◆ Requirements: Extract all lines that hold the string "chevron".

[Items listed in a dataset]
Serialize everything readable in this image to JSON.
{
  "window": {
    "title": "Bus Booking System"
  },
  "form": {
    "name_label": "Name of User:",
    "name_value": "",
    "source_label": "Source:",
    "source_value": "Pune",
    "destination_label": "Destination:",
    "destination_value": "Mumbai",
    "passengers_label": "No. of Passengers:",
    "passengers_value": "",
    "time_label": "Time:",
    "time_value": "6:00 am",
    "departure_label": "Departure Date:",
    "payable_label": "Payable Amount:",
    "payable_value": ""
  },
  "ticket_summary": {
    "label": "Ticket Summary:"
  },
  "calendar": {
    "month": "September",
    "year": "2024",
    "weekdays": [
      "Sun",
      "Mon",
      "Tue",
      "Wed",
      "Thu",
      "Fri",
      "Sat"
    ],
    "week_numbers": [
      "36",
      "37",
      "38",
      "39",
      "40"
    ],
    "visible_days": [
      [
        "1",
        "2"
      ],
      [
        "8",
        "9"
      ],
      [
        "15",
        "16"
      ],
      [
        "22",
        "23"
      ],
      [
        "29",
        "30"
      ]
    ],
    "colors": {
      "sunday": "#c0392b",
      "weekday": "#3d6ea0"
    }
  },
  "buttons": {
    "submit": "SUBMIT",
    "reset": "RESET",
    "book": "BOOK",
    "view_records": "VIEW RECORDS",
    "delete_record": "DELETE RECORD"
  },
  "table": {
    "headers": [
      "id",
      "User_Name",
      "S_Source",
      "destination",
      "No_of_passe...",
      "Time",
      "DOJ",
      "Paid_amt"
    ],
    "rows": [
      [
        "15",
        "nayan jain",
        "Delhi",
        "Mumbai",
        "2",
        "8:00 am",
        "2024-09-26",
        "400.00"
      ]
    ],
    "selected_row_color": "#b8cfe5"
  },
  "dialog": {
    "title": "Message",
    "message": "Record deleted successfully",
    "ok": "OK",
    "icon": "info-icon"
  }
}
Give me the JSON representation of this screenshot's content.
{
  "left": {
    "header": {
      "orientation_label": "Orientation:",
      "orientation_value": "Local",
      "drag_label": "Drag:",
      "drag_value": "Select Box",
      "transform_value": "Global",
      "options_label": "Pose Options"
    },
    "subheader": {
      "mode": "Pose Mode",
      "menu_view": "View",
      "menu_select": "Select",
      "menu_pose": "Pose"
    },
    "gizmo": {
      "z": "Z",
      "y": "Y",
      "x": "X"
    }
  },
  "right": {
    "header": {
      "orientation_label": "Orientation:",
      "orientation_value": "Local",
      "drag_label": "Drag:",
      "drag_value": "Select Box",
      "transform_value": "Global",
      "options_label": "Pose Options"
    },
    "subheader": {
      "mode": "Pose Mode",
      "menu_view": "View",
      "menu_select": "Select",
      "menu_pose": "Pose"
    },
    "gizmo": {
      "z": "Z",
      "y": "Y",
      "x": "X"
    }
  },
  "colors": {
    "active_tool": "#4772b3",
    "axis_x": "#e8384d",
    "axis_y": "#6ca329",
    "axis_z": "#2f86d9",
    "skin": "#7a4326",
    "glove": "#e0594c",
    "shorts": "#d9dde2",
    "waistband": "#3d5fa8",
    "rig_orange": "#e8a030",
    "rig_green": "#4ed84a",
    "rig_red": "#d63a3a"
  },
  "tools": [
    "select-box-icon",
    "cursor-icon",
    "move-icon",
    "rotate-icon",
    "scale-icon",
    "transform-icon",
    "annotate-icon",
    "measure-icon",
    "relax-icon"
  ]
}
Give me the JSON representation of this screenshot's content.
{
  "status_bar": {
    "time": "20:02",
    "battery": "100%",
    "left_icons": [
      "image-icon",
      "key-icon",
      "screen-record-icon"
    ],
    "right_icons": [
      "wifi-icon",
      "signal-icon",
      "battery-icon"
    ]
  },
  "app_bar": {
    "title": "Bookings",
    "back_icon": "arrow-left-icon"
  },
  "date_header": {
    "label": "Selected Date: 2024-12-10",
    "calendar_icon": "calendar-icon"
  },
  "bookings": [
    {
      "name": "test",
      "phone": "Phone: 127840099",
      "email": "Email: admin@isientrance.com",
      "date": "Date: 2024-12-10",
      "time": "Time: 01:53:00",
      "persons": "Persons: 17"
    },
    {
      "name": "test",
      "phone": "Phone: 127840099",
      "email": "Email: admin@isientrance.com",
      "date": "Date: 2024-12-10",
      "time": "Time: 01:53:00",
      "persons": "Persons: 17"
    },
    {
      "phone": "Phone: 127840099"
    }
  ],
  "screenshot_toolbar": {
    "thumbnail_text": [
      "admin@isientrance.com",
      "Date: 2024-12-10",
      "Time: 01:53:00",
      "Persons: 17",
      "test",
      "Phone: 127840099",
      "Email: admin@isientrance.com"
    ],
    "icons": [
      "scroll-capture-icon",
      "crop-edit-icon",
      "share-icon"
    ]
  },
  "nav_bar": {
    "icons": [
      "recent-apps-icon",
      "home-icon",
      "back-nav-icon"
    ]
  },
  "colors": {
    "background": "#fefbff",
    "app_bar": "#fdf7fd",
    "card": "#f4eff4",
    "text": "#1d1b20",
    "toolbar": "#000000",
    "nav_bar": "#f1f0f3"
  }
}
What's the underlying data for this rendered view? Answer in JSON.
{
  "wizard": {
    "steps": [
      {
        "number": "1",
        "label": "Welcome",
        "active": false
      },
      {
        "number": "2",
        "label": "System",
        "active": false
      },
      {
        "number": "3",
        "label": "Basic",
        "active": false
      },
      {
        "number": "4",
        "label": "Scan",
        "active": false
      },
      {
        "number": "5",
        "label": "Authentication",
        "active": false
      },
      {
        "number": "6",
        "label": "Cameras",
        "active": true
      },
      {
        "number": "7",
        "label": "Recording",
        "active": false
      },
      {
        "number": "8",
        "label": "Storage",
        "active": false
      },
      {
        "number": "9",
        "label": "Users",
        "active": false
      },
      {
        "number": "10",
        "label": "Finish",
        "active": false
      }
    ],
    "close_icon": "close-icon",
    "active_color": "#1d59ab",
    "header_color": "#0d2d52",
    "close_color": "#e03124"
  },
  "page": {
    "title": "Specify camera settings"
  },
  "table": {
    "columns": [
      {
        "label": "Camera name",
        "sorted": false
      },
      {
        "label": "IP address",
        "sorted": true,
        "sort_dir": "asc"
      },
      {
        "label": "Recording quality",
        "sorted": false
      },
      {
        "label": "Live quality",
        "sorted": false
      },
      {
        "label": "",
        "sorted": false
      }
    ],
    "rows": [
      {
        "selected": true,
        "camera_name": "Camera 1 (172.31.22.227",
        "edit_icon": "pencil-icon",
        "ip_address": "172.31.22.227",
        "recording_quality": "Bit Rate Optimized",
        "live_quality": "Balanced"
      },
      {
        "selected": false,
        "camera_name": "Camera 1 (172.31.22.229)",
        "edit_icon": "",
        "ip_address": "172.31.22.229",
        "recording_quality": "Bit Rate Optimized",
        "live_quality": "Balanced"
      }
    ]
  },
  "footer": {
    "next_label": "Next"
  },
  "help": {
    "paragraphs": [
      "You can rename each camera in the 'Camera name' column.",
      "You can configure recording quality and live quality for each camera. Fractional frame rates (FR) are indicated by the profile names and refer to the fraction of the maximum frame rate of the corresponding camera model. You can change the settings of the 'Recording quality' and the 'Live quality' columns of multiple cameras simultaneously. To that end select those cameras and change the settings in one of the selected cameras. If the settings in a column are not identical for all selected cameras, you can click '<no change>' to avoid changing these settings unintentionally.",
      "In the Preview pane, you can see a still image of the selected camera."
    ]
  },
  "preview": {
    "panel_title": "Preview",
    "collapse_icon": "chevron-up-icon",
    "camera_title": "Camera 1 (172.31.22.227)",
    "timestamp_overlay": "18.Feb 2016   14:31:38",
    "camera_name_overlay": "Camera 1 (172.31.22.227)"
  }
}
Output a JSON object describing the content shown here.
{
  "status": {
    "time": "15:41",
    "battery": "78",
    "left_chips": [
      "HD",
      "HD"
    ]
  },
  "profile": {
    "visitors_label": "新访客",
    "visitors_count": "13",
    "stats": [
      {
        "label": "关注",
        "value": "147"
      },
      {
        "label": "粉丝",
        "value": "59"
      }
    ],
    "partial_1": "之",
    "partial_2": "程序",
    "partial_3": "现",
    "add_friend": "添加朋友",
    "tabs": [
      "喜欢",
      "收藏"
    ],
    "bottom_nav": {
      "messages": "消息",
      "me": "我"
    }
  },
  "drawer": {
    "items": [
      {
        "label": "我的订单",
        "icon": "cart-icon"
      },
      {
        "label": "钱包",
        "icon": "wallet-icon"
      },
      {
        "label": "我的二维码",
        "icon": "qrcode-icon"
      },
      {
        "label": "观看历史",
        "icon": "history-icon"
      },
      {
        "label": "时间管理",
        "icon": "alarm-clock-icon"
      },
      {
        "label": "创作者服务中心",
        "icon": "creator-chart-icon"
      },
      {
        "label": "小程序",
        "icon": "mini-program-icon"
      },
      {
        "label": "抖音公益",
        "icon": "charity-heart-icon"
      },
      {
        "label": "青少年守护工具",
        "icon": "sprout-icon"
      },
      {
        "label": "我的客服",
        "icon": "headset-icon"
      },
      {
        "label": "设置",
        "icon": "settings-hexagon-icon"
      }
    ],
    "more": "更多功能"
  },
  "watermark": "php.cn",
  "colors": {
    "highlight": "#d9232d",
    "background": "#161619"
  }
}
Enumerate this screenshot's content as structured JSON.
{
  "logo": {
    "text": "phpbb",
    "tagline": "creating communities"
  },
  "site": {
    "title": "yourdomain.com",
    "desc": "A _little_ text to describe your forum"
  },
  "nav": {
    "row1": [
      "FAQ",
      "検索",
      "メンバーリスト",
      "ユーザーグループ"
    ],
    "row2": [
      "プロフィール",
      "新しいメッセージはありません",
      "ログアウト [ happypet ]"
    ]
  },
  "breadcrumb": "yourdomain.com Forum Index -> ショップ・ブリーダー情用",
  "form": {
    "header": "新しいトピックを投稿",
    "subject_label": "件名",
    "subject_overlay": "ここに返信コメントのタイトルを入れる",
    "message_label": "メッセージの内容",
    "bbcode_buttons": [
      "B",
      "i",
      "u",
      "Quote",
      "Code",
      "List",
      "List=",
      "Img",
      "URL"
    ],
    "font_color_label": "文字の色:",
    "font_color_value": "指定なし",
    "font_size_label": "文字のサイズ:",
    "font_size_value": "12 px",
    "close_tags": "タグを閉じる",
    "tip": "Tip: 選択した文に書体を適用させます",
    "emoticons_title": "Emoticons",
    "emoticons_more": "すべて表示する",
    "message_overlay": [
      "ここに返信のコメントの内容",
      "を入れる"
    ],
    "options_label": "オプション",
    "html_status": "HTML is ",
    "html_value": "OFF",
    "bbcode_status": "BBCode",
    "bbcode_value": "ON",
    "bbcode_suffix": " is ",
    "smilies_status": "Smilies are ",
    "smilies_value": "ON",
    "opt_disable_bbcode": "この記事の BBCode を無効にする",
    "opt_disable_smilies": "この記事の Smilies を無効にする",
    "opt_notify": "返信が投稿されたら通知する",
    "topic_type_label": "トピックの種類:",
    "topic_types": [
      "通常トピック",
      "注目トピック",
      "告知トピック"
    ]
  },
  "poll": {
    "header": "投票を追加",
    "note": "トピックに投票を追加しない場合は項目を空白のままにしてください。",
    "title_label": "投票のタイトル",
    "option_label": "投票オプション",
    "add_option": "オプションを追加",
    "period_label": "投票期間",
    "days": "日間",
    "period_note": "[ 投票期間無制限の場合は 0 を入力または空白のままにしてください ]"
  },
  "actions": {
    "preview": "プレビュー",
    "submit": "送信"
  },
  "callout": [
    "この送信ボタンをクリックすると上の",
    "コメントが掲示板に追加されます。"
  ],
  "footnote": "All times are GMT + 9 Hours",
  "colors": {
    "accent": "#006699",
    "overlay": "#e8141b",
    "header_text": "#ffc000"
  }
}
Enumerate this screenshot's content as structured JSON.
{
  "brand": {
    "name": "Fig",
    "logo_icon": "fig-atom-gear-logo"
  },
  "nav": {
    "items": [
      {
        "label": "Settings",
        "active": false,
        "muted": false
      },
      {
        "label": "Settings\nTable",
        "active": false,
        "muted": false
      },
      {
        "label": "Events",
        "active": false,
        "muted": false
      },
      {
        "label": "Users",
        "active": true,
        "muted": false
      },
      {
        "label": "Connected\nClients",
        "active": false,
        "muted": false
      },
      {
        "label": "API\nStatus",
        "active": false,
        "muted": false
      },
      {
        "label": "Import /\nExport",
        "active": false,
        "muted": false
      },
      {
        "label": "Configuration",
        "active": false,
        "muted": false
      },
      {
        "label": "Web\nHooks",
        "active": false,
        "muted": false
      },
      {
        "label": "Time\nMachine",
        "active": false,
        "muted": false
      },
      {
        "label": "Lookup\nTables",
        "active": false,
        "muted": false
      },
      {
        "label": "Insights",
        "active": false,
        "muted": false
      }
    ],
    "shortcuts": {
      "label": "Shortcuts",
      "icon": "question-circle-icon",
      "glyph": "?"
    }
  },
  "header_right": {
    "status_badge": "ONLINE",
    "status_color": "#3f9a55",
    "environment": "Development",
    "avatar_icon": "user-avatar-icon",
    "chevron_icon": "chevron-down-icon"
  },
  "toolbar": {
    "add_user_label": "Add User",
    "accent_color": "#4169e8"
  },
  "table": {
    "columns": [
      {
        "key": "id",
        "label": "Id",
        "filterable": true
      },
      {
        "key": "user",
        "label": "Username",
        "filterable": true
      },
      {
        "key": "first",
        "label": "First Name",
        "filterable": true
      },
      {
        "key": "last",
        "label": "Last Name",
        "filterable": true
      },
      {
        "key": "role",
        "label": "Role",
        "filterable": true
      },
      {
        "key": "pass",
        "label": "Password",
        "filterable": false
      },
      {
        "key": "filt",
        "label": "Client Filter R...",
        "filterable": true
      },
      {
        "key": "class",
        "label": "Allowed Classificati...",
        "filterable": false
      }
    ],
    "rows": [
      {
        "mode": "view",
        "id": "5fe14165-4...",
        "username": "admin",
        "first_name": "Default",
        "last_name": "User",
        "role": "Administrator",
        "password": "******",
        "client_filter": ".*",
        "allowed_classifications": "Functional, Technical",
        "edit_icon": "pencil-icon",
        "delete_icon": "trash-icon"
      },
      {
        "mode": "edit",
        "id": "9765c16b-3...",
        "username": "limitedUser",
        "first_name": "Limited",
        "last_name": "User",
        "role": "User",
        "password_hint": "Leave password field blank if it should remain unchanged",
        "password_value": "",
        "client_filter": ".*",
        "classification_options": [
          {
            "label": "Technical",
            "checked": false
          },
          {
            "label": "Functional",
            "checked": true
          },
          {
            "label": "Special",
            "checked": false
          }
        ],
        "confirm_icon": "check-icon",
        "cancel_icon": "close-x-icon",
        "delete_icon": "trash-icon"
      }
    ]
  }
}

◆ The solution:
    "collapse_icon": "chevron-up-icon",
    "chevron_icon": "chevron-down-icon"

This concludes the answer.